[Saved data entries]
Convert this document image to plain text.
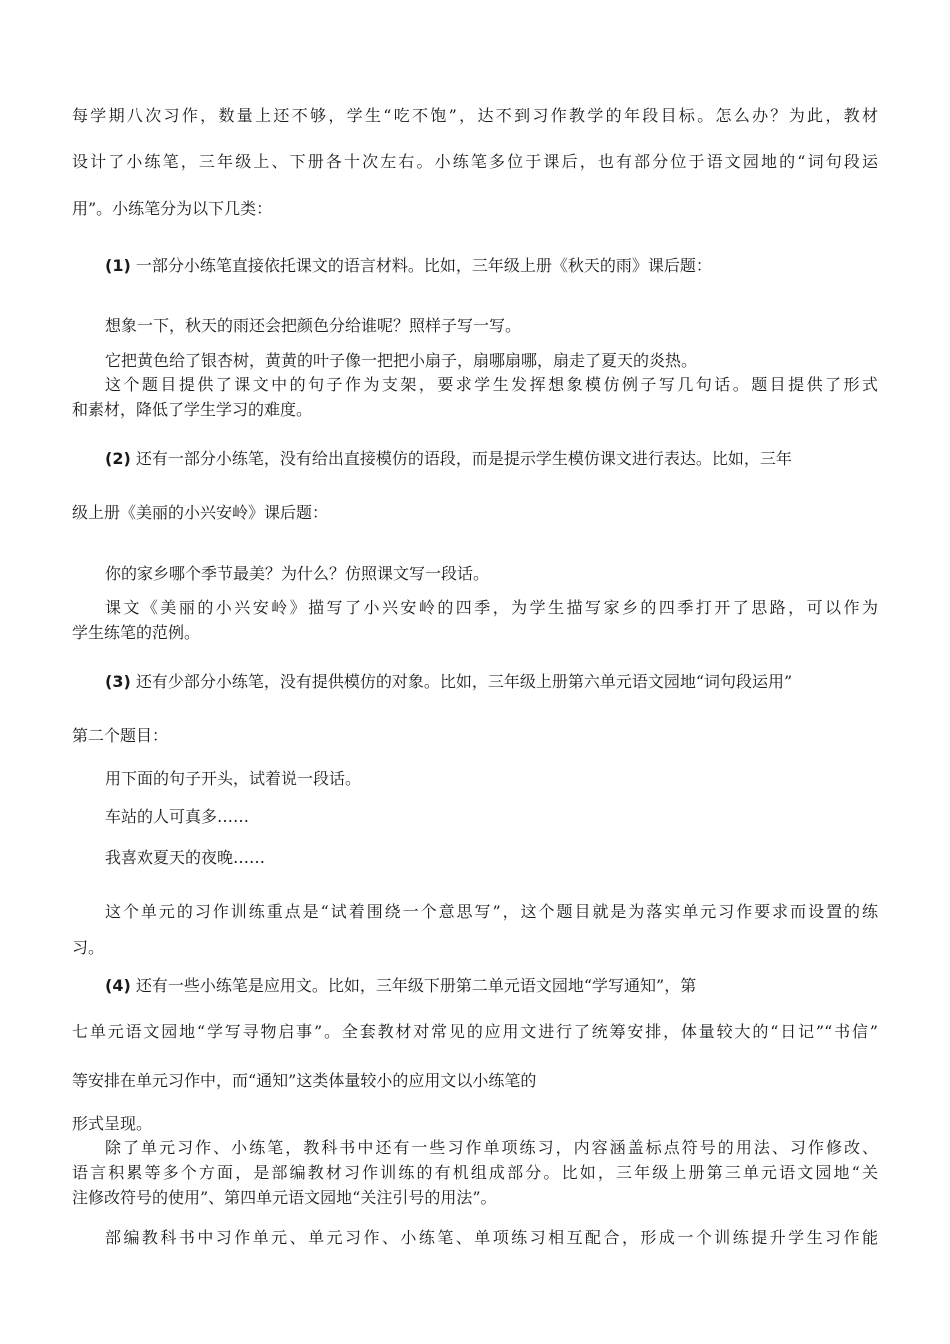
每学期八次习作，数量上还不够，学生“吃不饱”，达不到习作教学的年段目标。怎么办？为此，教材

设计了小练笔，三年级上、下册各十次左右。小练笔多位于课后，也有部分位于语文园地的“词句段运

用”。小练笔分为以下几类：

(1) 一部分小练笔直接依托课文的语言材料。比如，三年级上册《秋天的雨》课后题：

想象一下，秋天的雨还会把颜色分给谁呢？照样子写一写。

它把黄色给了银杏树，黄黄的叶子像一把把小扇子，扇哪扇哪，扇走了夏天的炎热。

这个题目提供了课文中的句子作为支架，要求学生发挥想象模仿例子写几句话。题目提供了形式

和素材，降低了学生学习的难度。

(2) 还有一部分小练笔，没有给出直接模仿的语段，而是提示学生模仿课文进行表达。比如，三年

级上册《美丽的小兴安岭》课后题：

你的家乡哪个季节最美？为什么？仿照课文写一段话。

课文《美丽的小兴安岭》描写了小兴安岭的四季，为学生描写家乡的四季打开了思路，可以作为

学生练笔的范例。

(3) 还有少部分小练笔，没有提供模仿的对象。比如，三年级上册第六单元语文园地“词句段运用”

第二个题目：

用下面的句子开头，试着说一段话。

车站的人可真多……

我喜欢夏天的夜晚……

这个单元的习作训练重点是“试着围绕一个意思写”，这个题目就是为落实单元习作要求而设置的练

习。

(4) 还有一些小练笔是应用文。比如，三年级下册第二单元语文园地“学写通知”，第

七单元语文园地“学写寻物启事”。全套教材对常见的应用文进行了统筹安排，体量较大的“日记”“书信”

等安排在单元习作中，而“通知”这类体量较小的应用文以小练笔的

形式呈现。

除了单元习作、小练笔，教科书中还有一些习作单项练习，内容涵盖标点符号的用法、习作修改、

语言积累等多个方面，是部编教材习作训练的有机组成部分。比如，三年级上册第三单元语文园地“关

注修改符号的使用”、第四单元语文园地“关注引号的用法”。

部编教科书中习作单元、单元习作、小练笔、单项练习相互配合，形成一个训练提升学生习作能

PROBLEM STATEMENT:
Determine how many lines in the listing above hold the string "美丽的小兴安岭", then write only the number.

REPLY TO THE EXERCISE:
2